SOURCE RECORDS -
▽
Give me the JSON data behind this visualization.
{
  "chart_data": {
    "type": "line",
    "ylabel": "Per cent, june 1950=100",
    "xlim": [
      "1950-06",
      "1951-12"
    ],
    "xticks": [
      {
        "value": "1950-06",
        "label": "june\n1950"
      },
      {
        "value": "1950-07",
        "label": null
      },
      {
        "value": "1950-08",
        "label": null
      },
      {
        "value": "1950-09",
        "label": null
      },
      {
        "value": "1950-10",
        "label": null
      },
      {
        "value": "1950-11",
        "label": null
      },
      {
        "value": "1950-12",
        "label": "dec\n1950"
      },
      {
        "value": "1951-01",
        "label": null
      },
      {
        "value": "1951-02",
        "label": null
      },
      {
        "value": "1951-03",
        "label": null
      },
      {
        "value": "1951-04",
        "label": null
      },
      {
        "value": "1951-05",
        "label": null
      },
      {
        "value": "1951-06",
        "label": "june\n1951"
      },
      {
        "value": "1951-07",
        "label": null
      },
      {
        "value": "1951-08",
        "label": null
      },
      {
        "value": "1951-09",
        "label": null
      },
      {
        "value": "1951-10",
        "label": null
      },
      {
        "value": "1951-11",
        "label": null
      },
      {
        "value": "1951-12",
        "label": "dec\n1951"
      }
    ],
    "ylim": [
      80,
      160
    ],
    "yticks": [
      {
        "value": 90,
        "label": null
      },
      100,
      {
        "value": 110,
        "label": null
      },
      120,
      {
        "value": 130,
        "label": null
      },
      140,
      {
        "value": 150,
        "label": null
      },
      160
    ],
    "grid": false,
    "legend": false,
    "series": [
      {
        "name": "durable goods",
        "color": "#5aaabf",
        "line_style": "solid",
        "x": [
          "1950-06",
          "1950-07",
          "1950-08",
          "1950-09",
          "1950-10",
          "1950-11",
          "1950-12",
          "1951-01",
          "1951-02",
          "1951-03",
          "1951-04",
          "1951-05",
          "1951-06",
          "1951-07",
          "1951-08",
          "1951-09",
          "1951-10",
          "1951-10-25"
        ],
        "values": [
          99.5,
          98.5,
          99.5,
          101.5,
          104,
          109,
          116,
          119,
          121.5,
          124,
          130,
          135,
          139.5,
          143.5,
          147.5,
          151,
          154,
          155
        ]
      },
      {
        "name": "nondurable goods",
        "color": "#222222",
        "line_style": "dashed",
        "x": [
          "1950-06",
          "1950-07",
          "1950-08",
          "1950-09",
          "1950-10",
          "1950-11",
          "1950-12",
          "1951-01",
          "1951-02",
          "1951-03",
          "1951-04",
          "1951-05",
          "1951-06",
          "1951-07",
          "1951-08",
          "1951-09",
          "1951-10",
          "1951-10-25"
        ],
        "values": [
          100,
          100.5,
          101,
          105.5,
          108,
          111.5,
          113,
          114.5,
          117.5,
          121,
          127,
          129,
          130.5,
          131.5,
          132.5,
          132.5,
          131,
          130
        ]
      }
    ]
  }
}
△
SET TASK -
Search the records for the word "goods" and copy every line where it occurs.

ANSWER -
        "name": "durable goods",
        "name": "nondurable goods",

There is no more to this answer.